→ **Brano proposto**
──────

Il 72% dei ristoratori italiani crede nella ripresa, anche se lenta: tutti i risultati del nostro sondaggio

27 Maggio, 2020

Foto: iStock / Finedininglovers Artwork

Il lockdown

Quando si affronta il tema delle chiusure e del lockdown, il 35% degli italiani intervistati concorda che siano state misure necessarie per contrastare la diffusione del virus. Durante questa fase, che in Italia a seconda delle Regioni ha visto ristoranti autorizzati alla consegna a domicilio oppure al contrario del tutto fermi come accaduto in Campania, il 52% dei professionisti italiani ha approfittato del tempo libero per riposare e stare in famiglia, mentre il 49% ha vissuto il lockdown con l’ansia e la costante premura di tornare presto al lavoro. Concentrato sul futuro anche il 41% che ha dichiarato di aver utilizzato il tempo a sua disposizione per fare ricerche e sviluppare nuove ricette e idee.

Alto il numero di quanti hanno rinnovato attrezzature e mobili dei propri locali, ovvero il 42,8% degli intervistati, mentre solo il 35,2% ha organizzato un servizio di delivery.

 

I ristoranti sopravvivranno?

I ristoratori italiani sono realistici, ma anche molto determinati. Infatti se l’86% è convinto che un certo numero di ristoranti non riusciranno a riaprire, il 72% crede che la ripresa ci sarà, ma sarà lenta e porterà a modelli di ristorazione diversi da quelli attuali dove saranno proprio gli chef ad avere un ruolo centrale per reinventare il settore (59%) e ancor di più nel coinvolgere la clientela (63%).

Quello di cui ci sarà bisogno, secondo il 62,8% dei partecipanti, sono nuovi modelli di business, migliori indennità di disoccupazione per il 50% e chef con una maggiore preparazione imprenditoriale per il 31.6%.

Per farcela saranno necessari pacchetti di aiuti dalle Istituzioni, per il 51% degli intervistati, ma anche nuove strategie per attirare i commensali (26,6%)
 

Cosa abbiamo imparato?

La fase del lockdown ha colpito duramente i professionisti della ristorazione anche dal punto di vista emotivo lasciando a molti l’ansia e l’incertezza del futuro. Sono poche le illusioni di tornare facilmente alla normalità, ma è anche molto forte la convinzione di avere un ruolo fondamentale per iniziare il cambiamento e spingere il settore in una nuova direzione. Professionalità e competenza sosterranno chef, ristoratori e tutti gli impiegati nel settore, per le sfide che li attendono.

──────

→ **Compiti richiesti**
• 1. Indica se le affermazioni seguenti concordano con il brano sul sondaggio tra i ristoratori. Rispondi sì o no, citando esattamente le parole del brano che decidono. (a) Il 35,2% degli intervistati ha organizzato un servizio di delivery. (b) Il 51% degli intervistati ritiene necessarie nuove strategie per attirare i commensali. (c) L'86% è convinto che tutti i ristoranti riusciranno a riaprire.
• 2. Secondo il brano sul sondaggio tra i ristoratori, quale percentuale di professionisti italiani ha approfittato del tempo libero per riposare e stare in famiglia?
• 3. Ripeti dal brano sul sondaggio tra i ristoratori il tratto che si apre con le parole contenenti "27 Maggio, 2020" e si chiude con "ricette e idee.".

──────

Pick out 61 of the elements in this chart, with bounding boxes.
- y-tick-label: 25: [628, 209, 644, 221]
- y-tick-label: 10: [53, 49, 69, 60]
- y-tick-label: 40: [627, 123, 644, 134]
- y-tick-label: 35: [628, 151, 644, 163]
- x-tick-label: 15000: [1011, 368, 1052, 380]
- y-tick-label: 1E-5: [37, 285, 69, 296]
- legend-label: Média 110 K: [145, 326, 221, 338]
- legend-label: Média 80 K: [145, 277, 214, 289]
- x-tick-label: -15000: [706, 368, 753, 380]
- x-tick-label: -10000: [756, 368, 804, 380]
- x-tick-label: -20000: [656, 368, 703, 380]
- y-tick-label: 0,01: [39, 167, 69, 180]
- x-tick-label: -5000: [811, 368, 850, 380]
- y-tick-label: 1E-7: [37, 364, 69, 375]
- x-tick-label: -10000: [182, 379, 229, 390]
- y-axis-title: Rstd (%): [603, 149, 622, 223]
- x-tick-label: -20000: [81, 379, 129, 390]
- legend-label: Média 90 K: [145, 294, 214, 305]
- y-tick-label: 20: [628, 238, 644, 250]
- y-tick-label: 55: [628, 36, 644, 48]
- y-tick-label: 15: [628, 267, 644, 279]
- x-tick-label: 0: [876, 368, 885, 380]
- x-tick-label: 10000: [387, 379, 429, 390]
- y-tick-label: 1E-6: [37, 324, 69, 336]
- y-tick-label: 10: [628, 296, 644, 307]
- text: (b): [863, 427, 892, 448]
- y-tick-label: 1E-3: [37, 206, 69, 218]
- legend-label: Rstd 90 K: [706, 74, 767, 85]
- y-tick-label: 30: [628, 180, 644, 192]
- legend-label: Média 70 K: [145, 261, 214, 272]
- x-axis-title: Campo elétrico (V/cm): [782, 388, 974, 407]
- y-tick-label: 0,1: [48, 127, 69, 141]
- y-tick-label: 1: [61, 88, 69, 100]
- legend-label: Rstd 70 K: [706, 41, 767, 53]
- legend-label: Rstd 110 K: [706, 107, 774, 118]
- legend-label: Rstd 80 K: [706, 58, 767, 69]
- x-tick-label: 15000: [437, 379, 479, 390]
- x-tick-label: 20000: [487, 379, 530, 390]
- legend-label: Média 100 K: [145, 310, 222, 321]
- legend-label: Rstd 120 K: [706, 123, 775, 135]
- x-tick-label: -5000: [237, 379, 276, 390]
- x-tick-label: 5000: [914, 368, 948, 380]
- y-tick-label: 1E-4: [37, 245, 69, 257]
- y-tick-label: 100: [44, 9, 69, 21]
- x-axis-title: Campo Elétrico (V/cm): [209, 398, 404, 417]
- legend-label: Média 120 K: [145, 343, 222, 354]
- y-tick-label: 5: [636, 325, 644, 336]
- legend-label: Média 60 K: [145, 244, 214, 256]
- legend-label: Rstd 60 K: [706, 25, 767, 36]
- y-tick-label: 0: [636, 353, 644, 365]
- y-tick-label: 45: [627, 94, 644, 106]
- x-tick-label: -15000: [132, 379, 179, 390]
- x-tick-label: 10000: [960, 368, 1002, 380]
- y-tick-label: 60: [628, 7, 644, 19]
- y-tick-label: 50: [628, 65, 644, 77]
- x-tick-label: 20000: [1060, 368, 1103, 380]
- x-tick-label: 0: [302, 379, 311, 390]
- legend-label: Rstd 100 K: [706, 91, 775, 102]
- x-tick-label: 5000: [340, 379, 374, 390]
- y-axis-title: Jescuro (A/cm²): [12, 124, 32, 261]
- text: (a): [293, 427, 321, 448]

──────

→ **Soluzioni dell'esercizio**
• 1.
(a) Sì: «solo il 35,2% ha organizzato un servizio di delivery».
(b) No: «ma anche nuove strategie per attirare i commensali (26,6%)».
(c) No: «l’86% è convinto che un certo numero di ristoranti non riusciranno a riaprire».

• 2. Il 52%.

• 3.
27 Maggio, 2020

Foto: iStock / Finedininglovers Artwork

Il lockdown

Quando si affronta il tema delle chiusure e del lockdown, il 35% degli italiani intervistati concorda che siano state misure necessarie per contrastare la diffusione del virus. Durante questa fase, che in Italia a seconda delle Regioni ha visto ristoranti autorizzati alla consegna a domicilio oppure al contrario del tutto fermi come accaduto in Campania, il 52% dei professionisti italiani ha approfittato del tempo libero per riposare e stare in famiglia, mentre il 49% ha vissuto il lockdown con l’ansia e la costante premura di tornare presto al lavoro. Concentrato sul futuro anche il 41% che ha dichiarato di aver utilizzato il tempo a sua disposizione per fare ricerche e sviluppare nuove ricette e idee.